**SET TASK:**
Your task is to output the entries below word for word.

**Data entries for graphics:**
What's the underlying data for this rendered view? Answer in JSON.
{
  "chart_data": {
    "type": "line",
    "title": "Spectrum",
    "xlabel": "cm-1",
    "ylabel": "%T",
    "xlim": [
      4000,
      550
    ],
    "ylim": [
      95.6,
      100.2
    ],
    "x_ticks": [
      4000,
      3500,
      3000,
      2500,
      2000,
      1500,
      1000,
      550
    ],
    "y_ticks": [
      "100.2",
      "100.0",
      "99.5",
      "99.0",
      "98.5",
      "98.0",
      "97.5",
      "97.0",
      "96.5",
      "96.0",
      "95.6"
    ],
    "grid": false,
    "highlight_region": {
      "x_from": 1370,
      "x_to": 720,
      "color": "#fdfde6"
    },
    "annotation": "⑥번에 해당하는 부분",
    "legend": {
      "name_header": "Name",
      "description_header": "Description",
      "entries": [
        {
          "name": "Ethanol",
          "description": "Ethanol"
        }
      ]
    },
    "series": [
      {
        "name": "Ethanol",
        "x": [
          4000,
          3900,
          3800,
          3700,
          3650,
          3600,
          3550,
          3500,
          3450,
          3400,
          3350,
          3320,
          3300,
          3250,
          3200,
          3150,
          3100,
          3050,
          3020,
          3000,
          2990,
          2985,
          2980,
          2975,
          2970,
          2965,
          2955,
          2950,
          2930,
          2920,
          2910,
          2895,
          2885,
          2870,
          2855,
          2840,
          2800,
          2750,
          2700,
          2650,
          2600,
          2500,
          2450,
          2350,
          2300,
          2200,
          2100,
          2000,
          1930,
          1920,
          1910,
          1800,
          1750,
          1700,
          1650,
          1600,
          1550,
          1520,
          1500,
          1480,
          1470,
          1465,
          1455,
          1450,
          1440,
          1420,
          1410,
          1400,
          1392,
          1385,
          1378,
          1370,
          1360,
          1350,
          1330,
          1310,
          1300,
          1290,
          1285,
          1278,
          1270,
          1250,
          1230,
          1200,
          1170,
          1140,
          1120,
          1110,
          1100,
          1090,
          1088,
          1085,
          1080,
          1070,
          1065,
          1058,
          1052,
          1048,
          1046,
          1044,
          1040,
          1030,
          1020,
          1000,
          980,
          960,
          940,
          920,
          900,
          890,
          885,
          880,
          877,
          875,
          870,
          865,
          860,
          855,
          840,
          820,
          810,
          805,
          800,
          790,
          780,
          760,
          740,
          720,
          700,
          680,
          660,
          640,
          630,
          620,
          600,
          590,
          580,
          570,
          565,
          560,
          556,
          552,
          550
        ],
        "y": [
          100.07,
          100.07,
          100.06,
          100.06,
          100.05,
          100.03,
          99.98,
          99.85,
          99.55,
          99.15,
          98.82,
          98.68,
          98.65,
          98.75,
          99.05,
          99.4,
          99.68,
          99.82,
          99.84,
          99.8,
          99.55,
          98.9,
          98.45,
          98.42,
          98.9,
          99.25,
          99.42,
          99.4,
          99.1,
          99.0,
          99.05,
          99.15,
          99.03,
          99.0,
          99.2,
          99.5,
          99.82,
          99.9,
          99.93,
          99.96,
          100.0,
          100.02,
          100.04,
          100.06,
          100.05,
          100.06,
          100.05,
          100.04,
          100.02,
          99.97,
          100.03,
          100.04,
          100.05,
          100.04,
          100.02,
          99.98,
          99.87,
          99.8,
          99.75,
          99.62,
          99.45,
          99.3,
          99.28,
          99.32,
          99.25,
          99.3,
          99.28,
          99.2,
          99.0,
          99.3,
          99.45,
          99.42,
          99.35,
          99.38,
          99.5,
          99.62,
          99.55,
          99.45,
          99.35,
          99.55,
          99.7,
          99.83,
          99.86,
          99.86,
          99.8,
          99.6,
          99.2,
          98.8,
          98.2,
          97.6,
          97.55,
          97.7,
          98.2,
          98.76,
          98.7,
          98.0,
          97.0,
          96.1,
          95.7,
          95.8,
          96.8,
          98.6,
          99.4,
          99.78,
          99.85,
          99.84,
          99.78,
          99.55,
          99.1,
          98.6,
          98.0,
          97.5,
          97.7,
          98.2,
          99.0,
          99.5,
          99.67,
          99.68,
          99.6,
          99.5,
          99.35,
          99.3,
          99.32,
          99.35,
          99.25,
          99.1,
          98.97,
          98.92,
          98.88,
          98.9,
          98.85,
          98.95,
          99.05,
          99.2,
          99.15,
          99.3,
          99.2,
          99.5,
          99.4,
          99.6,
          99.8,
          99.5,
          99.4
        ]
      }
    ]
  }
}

**EXPECTED ANSWER:**
What's the underlying data for this rendered view? Answer in JSON.
{
  "chart_data": {
    "type": "line",
    "title": "Spectrum",
    "xlabel": "cm-1",
    "ylabel": "%T",
    "xlim": [
      4000,
      550
    ],
    "ylim": [
      95.6,
      100.2
    ],
    "x_ticks": [
      4000,
      3500,
      3000,
      2500,
      2000,
      1500,
      1000,
      550
    ],
    "y_ticks": [
      "100.2",
      "100.0",
      "99.5",
      "99.0",
      "98.5",
      "98.0",
      "97.5",
      "97.0",
      "96.5",
      "96.0",
      "95.6"
    ],
    "grid": false,
    "highlight_region": {
      "x_from": 1370,
      "x_to": 720,
      "color": "#fdfde6"
    },
    "annotation": "⑥번에 해당하는 부분",
    "legend": {
      "name_header": "Name",
      "description_header": "Description",
      "entries": [
        {
          "name": "Ethanol",
          "description": "Ethanol"
        }
      ]
    },
    "series": [
      {
        "name": "Ethanol",
        "x": [
          4000,
          3900,
          3800,
          3700,
          3650,
          3600,
          3550,
          3500,
          3450,
          3400,
          3350,
          3320,
          3300,
          3250,
          3200,
          3150,
          3100,
          3050,
          3020,
          3000,
          2990,
          2985,
          2980,
          2975,
          2970,
          2965,
          2955,
          2950,
          2930,
          2920,
          2910,
          2895,
          2885,
          2870,
          2855,
          2840,
          2800,
          2750,
          2700,
          2650,
          2600,
          2500,
          2450,
          2350,
          2300,
          2200,
          2100,
          2000,
          1930,
          1920,
          1910,
          1800,
          1750,
          1700,
          1650,
          1600,
          1550,
          1520,
          1500,
          1480,
          1470,
          1465,
          1455,
          1450,
          1440,
          1420,
          1410,
          1400,
          1392,
          1385,
          1378,
          1370,
          1360,
          1350,
          1330,
          1310,
          1300,
          1290,
          1285,
          1278,
          1270,
          1250,
          1230,
          1200,
          1170,
          1140,
          1120,
          1110,
          1100,
          1090,
          1088,
          1085,
          1080,
          1070,
          1065,
          1058,
          1052,
          1048,
          1046,
          1044,
          1040,
          1030,
          1020,
          1000,
          980,
          960,
          940,
          920,
          900,
          890,
          885,
          880,
          877,
          875,
          870,
          865,
          860,
          855,
          840,
          820,
          810,
          805,
          800,
          790,
          780,
          760,
          740,
          720,
          700,
          680,
          660,
          640,
          630,
          620,
          600,
          590,
          580,
          570,
          565,
          560,
          556,
          552,
          550
        ],
        "y": [
          100.07,
          100.07,
          100.06,
          100.06,
          100.05,
          100.03,
          99.98,
          99.85,
          99.55,
          99.15,
          98.82,
          98.68,
          98.65,
          98.75,
          99.05,
          99.4,
          99.68,
          99.82,
          99.84,
          99.8,
          99.55,
          98.9,
          98.45,
          98.42,
          98.9,
          99.25,
          99.42,
          99.4,
          99.1,
          99.0,
          99.05,
          99.15,
          99.03,
          99.0,
          99.2,
          99.5,
          99.82,
          99.9,
          99.93,
          99.96,
          100.0,
          100.02,
          100.04,
          100.06,
          100.05,
          100.06,
          100.05,
          100.04,
          100.02,
          99.97,
          100.03,
          100.04,
          100.05,
          100.04,
          100.02,
          99.98,
          99.87,
          99.8,
          99.75,
          99.62,
          99.45,
          99.3,
          99.28,
          99.32,
          99.25,
          99.3,
          99.28,
          99.2,
          99.0,
          99.3,
          99.45,
          99.42,
          99.35,
          99.38,
          99.5,
          99.62,
          99.55,
          99.45,
          99.35,
          99.55,
          99.7,
          99.83,
          99.86,
          99.86,
          99.8,
          99.6,
          99.2,
          98.8,
          98.2,
          97.6,
          97.55,
          97.7,
          98.2,
          98.76,
          98.7,
          98.0,
          97.0,
          96.1,
          95.7,
          95.8,
          96.8,
          98.6,
          99.4,
          99.78,
          99.85,
          99.84,
          99.78,
          99.55,
          99.1,
          98.6,
          98.0,
          97.5,
          97.7,
          98.2,
          99.0,
          99.5,
          99.67,
          99.68,
          99.6,
          99.5,
          99.35,
          99.3,
          99.32,
          99.35,
          99.25,
          99.1,
          98.97,
          98.92,
          98.88,
          98.9,
          98.85,
          98.95,
          99.05,
          99.2,
          99.15,
          99.3,
          99.2,
          99.5,
          99.4,
          99.6,
          99.8,
          99.5,
          99.4
        ]
      }
    ]
  }
}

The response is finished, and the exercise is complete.